**STATED EXERCISE**: Will you write out the data exactly, excluding every picture?

**SUPPLIED RECORDS**:

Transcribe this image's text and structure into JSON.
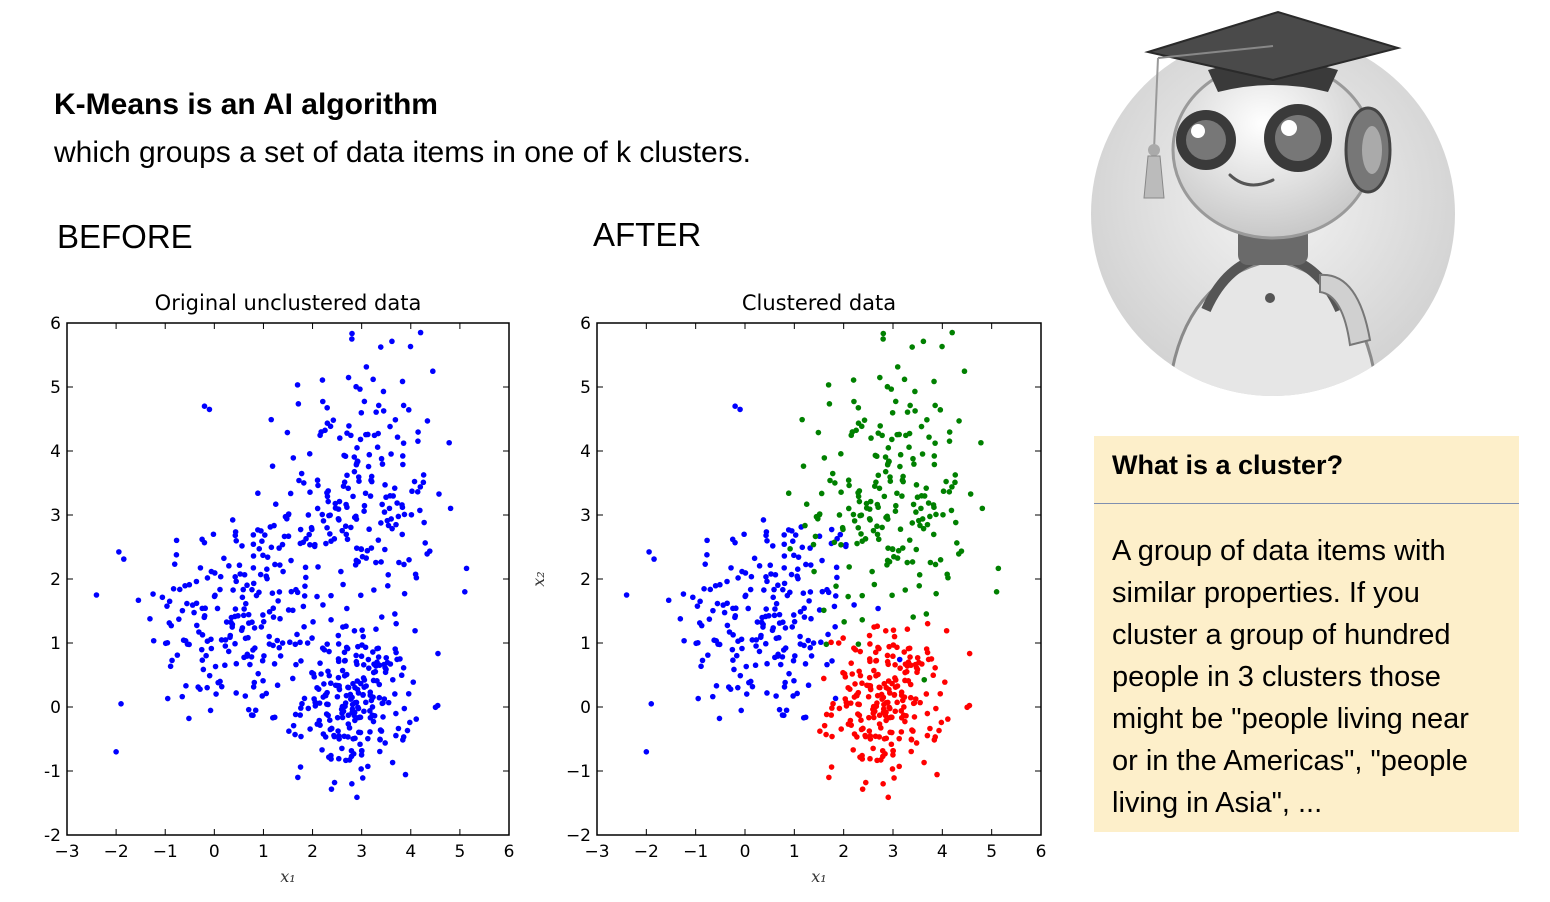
{
  "header": {
    "title": "K-Means is an AI algorithm",
    "subtitle": "which groups a set of data items in one of k clusters."
  },
  "labels": {
    "before": "BEFORE",
    "after": "AFTER"
  },
  "info_card": {
    "title": "What is a cluster?",
    "body": "A group of data items with similar properties. If you cluster a group of hundred people in 3 clusters those might be \"people living near or in the Americas\", \"people living in Asia\", ..."
  },
  "avatar": {
    "icon": "graduate-robot-icon"
  },
  "chart_data": [
    {
      "type": "scatter",
      "title": "Original unclustered data",
      "xlabel": "x₁",
      "ylabel": "",
      "xlim": [
        -3,
        6
      ],
      "ylim": [
        -2,
        6
      ],
      "xticks": [
        "−3",
        "−2",
        "−1",
        "0",
        "1",
        "2",
        "3",
        "4",
        "5",
        "6"
      ],
      "yticks": [
        "-2",
        "-1",
        "0",
        "1",
        "2",
        "3",
        "4",
        "5",
        "6"
      ],
      "grid": false,
      "series": [
        {
          "color": "#0000ff",
          "clusters": [
            {
              "cx": 0.5,
              "cy": 1.4,
              "sx": 0.95,
              "sy": 0.9,
              "n": 210
            },
            {
              "cx": 2.9,
              "cy": 3.3,
              "sx": 0.8,
              "sy": 1.0,
              "n": 210
            },
            {
              "cx": 2.9,
              "cy": 0.1,
              "sx": 0.55,
              "sy": 0.55,
              "n": 230
            }
          ],
          "points": [
            [
              -2.4,
              1.75
            ],
            [
              -2.0,
              -0.7
            ],
            [
              -1.9,
              0.05
            ],
            [
              -0.2,
              4.7
            ],
            [
              -0.1,
              4.65
            ],
            [
              4.2,
              5.85
            ],
            [
              2.8,
              5.75
            ],
            [
              5.1,
              1.8
            ],
            [
              1.7,
              -1.1
            ],
            [
              2.8,
              -1.2
            ]
          ]
        }
      ]
    },
    {
      "type": "scatter",
      "title": "Clustered data",
      "xlabel": "x₁",
      "ylabel": "x₂",
      "xlim": [
        -3,
        6
      ],
      "ylim": [
        -2,
        6
      ],
      "xticks": [
        "−3",
        "−2",
        "−1",
        "0",
        "1",
        "2",
        "3",
        "4",
        "5",
        "6"
      ],
      "yticks": [
        "−2",
        "−1",
        "0",
        "1",
        "2",
        "3",
        "4",
        "5",
        "6"
      ],
      "grid": false,
      "series": [
        {
          "color": "#0000ff",
          "clusters": [
            {
              "cx": 0.5,
              "cy": 1.4,
              "sx": 0.95,
              "sy": 0.9,
              "n": 210
            }
          ],
          "points": [
            [
              -2.4,
              1.75
            ],
            [
              -2.0,
              -0.7
            ],
            [
              -1.9,
              0.05
            ],
            [
              -0.2,
              4.7
            ],
            [
              -0.1,
              4.65
            ]
          ]
        },
        {
          "color": "#008000",
          "clusters": [
            {
              "cx": 2.9,
              "cy": 3.3,
              "sx": 0.8,
              "sy": 1.0,
              "n": 210
            }
          ],
          "points": [
            [
              4.2,
              5.85
            ],
            [
              2.8,
              5.75
            ],
            [
              5.1,
              1.8
            ]
          ]
        },
        {
          "color": "#ff0000",
          "clusters": [
            {
              "cx": 2.9,
              "cy": 0.1,
              "sx": 0.55,
              "sy": 0.55,
              "n": 230
            }
          ],
          "points": [
            [
              1.7,
              -1.1
            ],
            [
              2.8,
              -1.2
            ]
          ]
        }
      ]
    }
  ]
}
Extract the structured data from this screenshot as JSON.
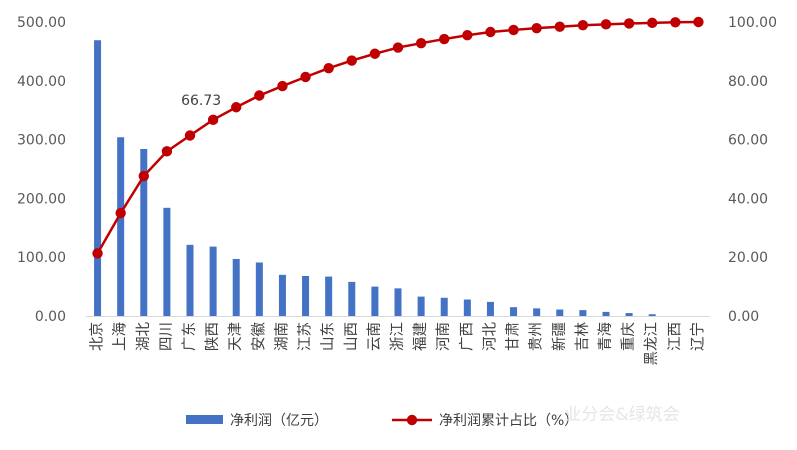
{
  "chart_data": {
    "type": "bar",
    "categories": [
      "北京",
      "上海",
      "湖北",
      "四川",
      "广东",
      "陕西",
      "天津",
      "安徽",
      "湖南",
      "江苏",
      "山东",
      "山西",
      "云南",
      "浙江",
      "福建",
      "河南",
      "广西",
      "河北",
      "甘肃",
      "贵州",
      "新疆",
      "吉林",
      "青海",
      "重庆",
      "黑龙江",
      "江西",
      "辽宁"
    ],
    "series": [
      {
        "name": "净利润（亿元）",
        "type": "bar",
        "axis": "left",
        "color": "#4472c4",
        "values": [
          469,
          304,
          284,
          184,
          121,
          118,
          97,
          91,
          70,
          68,
          67,
          58,
          50,
          47,
          33,
          31,
          28,
          24,
          15,
          13,
          11,
          10,
          7,
          5,
          3,
          0,
          0
        ]
      },
      {
        "name": "净利润累计占比（%）",
        "type": "line",
        "axis": "right",
        "color": "#c00000",
        "values": [
          21.3,
          35.0,
          47.6,
          56.0,
          61.4,
          66.73,
          71.0,
          75.0,
          78.2,
          81.3,
          84.3,
          86.9,
          89.2,
          91.3,
          92.8,
          94.2,
          95.5,
          96.6,
          97.3,
          97.9,
          98.4,
          98.9,
          99.2,
          99.5,
          99.7,
          99.9,
          100.0
        ]
      }
    ],
    "y_left": {
      "ylim": [
        0,
        500
      ],
      "ticks": [
        "0.00",
        "100.00",
        "200.00",
        "300.00",
        "400.00",
        "500.00"
      ]
    },
    "y_right": {
      "ylim": [
        0,
        100
      ],
      "ticks": [
        "0.00",
        "20.00",
        "40.00",
        "60.00",
        "80.00",
        "100.00"
      ]
    },
    "data_labels": [
      {
        "series": 1,
        "index": 5,
        "text": "66.73"
      }
    ],
    "grid": false,
    "legend": "bottom"
  },
  "watermark": "业分会&绿筑会"
}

**RIGHT ANSWER**:
Transcribe this image's text and structure into JSON.
{
  "header": {
    "title": "K-Means is an AI algorithm",
    "subtitle": "which groups a set of data items in one of k clusters."
  },
  "labels": {
    "before": "BEFORE",
    "after": "AFTER"
  },
  "info_card": {
    "title": "What is a cluster?",
    "body": "A group of data items with similar properties. If you cluster a group of hundred people in 3 clusters those might be \"people living near or in the Americas\", \"people living in Asia\", ..."
  },
  "avatar": {
    "icon": "graduate-robot-icon"
  },
  "chart_data": [
    {
      "type": "scatter",
      "title": "Original unclustered data",
      "xlabel": "x₁",
      "ylabel": "",
      "xlim": [
        -3,
        6
      ],
      "ylim": [
        -2,
        6
      ],
      "xticks": [
        "−3",
        "−2",
        "−1",
        "0",
        "1",
        "2",
        "3",
        "4",
        "5",
        "6"
      ],
      "yticks": [
        "-2",
        "-1",
        "0",
        "1",
        "2",
        "3",
        "4",
        "5",
        "6"
      ],
      "grid": false,
      "series": [
        {
          "color": "#0000ff",
          "clusters": [
            {
              "cx": 0.5,
              "cy": 1.4,
              "sx": 0.95,
              "sy": 0.9,
              "n": 210
            },
            {
              "cx": 2.9,
              "cy": 3.3,
              "sx": 0.8,
              "sy": 1.0,
              "n": 210
            },
            {
              "cx": 2.9,
              "cy": 0.1,
              "sx": 0.55,
              "sy": 0.55,
              "n": 230
            }
          ],
          "points": [
            [
              -2.4,
              1.75
            ],
            [
              -2.0,
              -0.7
            ],
            [
              -1.9,
              0.05
            ],
            [
              -0.2,
              4.7
            ],
            [
              -0.1,
              4.65
            ],
            [
              4.2,
              5.85
            ],
            [
              2.8,
              5.75
            ],
            [
              5.1,
              1.8
            ],
            [
              1.7,
              -1.1
            ],
            [
              2.8,
              -1.2
            ]
          ]
        }
      ]
    },
    {
      "type": "scatter",
      "title": "Clustered data",
      "xlabel": "x₁",
      "ylabel": "x₂",
      "xlim": [
        -3,
        6
      ],
      "ylim": [
        -2,
        6
      ],
      "xticks": [
        "−3",
        "−2",
        "−1",
        "0",
        "1",
        "2",
        "3",
        "4",
        "5",
        "6"
      ],
      "yticks": [
        "−2",
        "−1",
        "0",
        "1",
        "2",
        "3",
        "4",
        "5",
        "6"
      ],
      "grid": false,
      "series": [
        {
          "color": "#0000ff",
          "clusters": [
            {
              "cx": 0.5,
              "cy": 1.4,
              "sx": 0.95,
              "sy": 0.9,
              "n": 210
            }
          ],
          "points": [
            [
              -2.4,
              1.75
            ],
            [
              -2.0,
              -0.7
            ],
            [
              -1.9,
              0.05
            ],
            [
              -0.2,
              4.7
            ],
            [
              -0.1,
              4.65
            ]
          ]
        },
        {
          "color": "#008000",
          "clusters": [
            {
              "cx": 2.9,
              "cy": 3.3,
              "sx": 0.8,
              "sy": 1.0,
              "n": 210
            }
          ],
          "points": [
            [
              4.2,
              5.85
            ],
            [
              2.8,
              5.75
            ],
            [
              5.1,
              1.8
            ]
          ]
        },
        {
          "color": "#ff0000",
          "clusters": [
            {
              "cx": 2.9,
              "cy": 0.1,
              "sx": 0.55,
              "sy": 0.55,
              "n": 230
            }
          ],
          "points": [
            [
              1.7,
              -1.1
            ],
            [
              2.8,
              -1.2
            ]
          ]
        }
      ]
    }
  ]
}
Extract the structured data from this screenshot as JSON.
{
  "chart_data": {
    "type": "bar",
    "categories": [
      "北京",
      "上海",
      "湖北",
      "四川",
      "广东",
      "陕西",
      "天津",
      "安徽",
      "湖南",
      "江苏",
      "山东",
      "山西",
      "云南",
      "浙江",
      "福建",
      "河南",
      "广西",
      "河北",
      "甘肃",
      "贵州",
      "新疆",
      "吉林",
      "青海",
      "重庆",
      "黑龙江",
      "江西",
      "辽宁"
    ],
    "series": [
      {
        "name": "净利润（亿元）",
        "type": "bar",
        "axis": "left",
        "color": "#4472c4",
        "values": [
          469,
          304,
          284,
          184,
          121,
          118,
          97,
          91,
          70,
          68,
          67,
          58,
          50,
          47,
          33,
          31,
          28,
          24,
          15,
          13,
          11,
          10,
          7,
          5,
          3,
          0,
          0
        ]
      },
      {
        "name": "净利润累计占比（%）",
        "type": "line",
        "axis": "right",
        "color": "#c00000",
        "values": [
          21.3,
          35.0,
          47.6,
          56.0,
          61.4,
          66.73,
          71.0,
          75.0,
          78.2,
          81.3,
          84.3,
          86.9,
          89.2,
          91.3,
          92.8,
          94.2,
          95.5,
          96.6,
          97.3,
          97.9,
          98.4,
          98.9,
          99.2,
          99.5,
          99.7,
          99.9,
          100.0
        ]
      }
    ],
    "y_left": {
      "ylim": [
        0,
        500
      ],
      "ticks": [
        "0.00",
        "100.00",
        "200.00",
        "300.00",
        "400.00",
        "500.00"
      ]
    },
    "y_right": {
      "ylim": [
        0,
        100
      ],
      "ticks": [
        "0.00",
        "20.00",
        "40.00",
        "60.00",
        "80.00",
        "100.00"
      ]
    },
    "data_labels": [
      {
        "series": 1,
        "index": 5,
        "text": "66.73"
      }
    ],
    "grid": false,
    "legend": "bottom"
  },
  "watermark": "业分会&绿筑会"
}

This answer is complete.